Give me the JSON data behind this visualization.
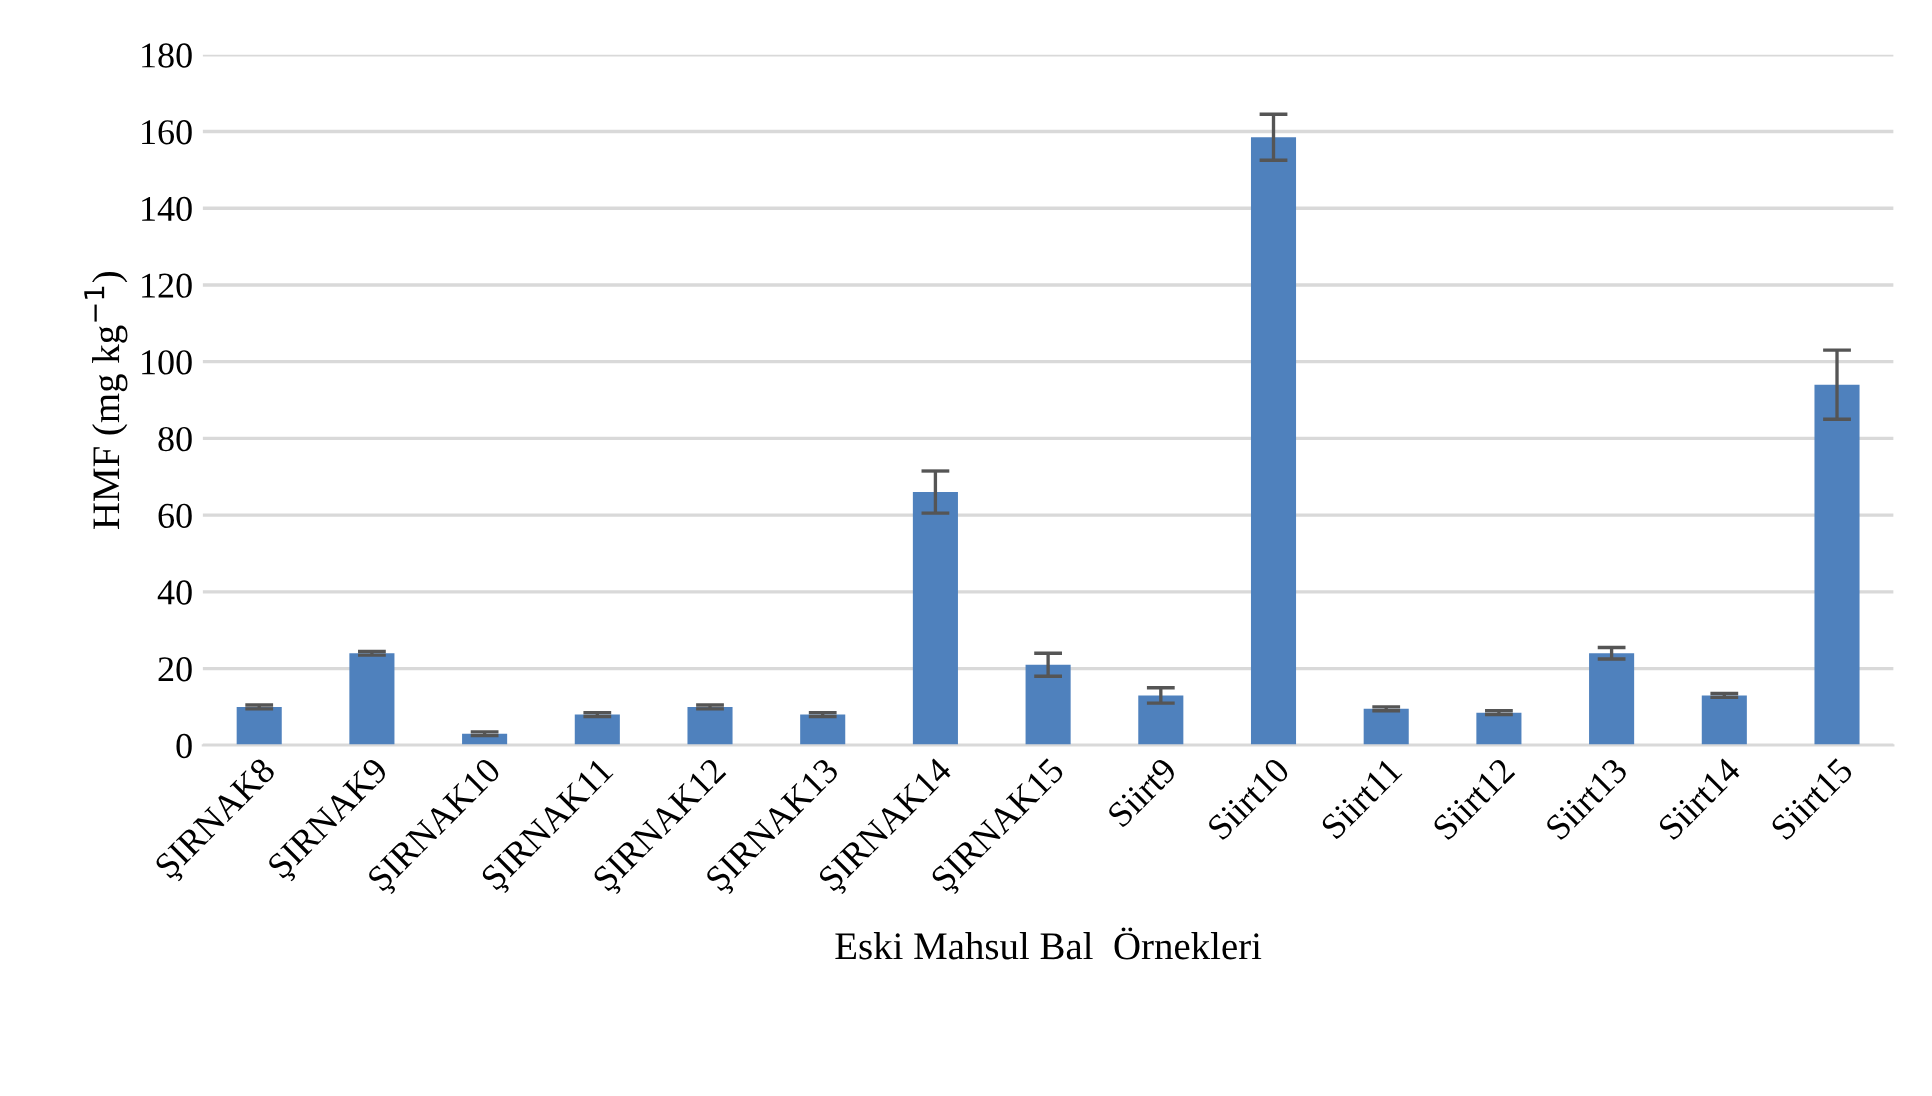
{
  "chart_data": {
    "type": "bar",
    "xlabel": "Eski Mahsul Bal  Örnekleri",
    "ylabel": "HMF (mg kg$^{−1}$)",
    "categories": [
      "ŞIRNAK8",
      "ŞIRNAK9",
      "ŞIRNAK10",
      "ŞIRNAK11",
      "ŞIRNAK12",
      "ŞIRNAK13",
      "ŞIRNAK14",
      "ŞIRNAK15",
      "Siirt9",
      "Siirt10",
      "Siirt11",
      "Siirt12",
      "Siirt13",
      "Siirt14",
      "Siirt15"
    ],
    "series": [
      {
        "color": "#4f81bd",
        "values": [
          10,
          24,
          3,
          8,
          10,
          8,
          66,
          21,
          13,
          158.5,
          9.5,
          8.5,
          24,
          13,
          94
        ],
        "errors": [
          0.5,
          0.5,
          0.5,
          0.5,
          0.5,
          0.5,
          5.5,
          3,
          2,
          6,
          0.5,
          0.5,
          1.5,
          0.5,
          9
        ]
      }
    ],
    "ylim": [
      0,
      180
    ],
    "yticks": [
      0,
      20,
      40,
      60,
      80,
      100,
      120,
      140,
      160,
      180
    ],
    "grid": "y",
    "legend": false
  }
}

EXERCISE DESCRIPTION:
Copy the listing exactly. Any image in it stays out of the copy.

WRITTEN REPLY:
Give me the JSON data behind this visualization.
{
  "chart_data": {
    "type": "bar",
    "xlabel": "Eski Mahsul Bal  Örnekleri",
    "ylabel": "HMF (mg kg$^{−1}$)",
    "categories": [
      "ŞIRNAK8",
      "ŞIRNAK9",
      "ŞIRNAK10",
      "ŞIRNAK11",
      "ŞIRNAK12",
      "ŞIRNAK13",
      "ŞIRNAK14",
      "ŞIRNAK15",
      "Siirt9",
      "Siirt10",
      "Siirt11",
      "Siirt12",
      "Siirt13",
      "Siirt14",
      "Siirt15"
    ],
    "series": [
      {
        "color": "#4f81bd",
        "values": [
          10,
          24,
          3,
          8,
          10,
          8,
          66,
          21,
          13,
          158.5,
          9.5,
          8.5,
          24,
          13,
          94
        ],
        "errors": [
          0.5,
          0.5,
          0.5,
          0.5,
          0.5,
          0.5,
          5.5,
          3,
          2,
          6,
          0.5,
          0.5,
          1.5,
          0.5,
          9
        ]
      }
    ],
    "ylim": [
      0,
      180
    ],
    "yticks": [
      0,
      20,
      40,
      60,
      80,
      100,
      120,
      140,
      160,
      180
    ],
    "grid": "y",
    "legend": false
  }
}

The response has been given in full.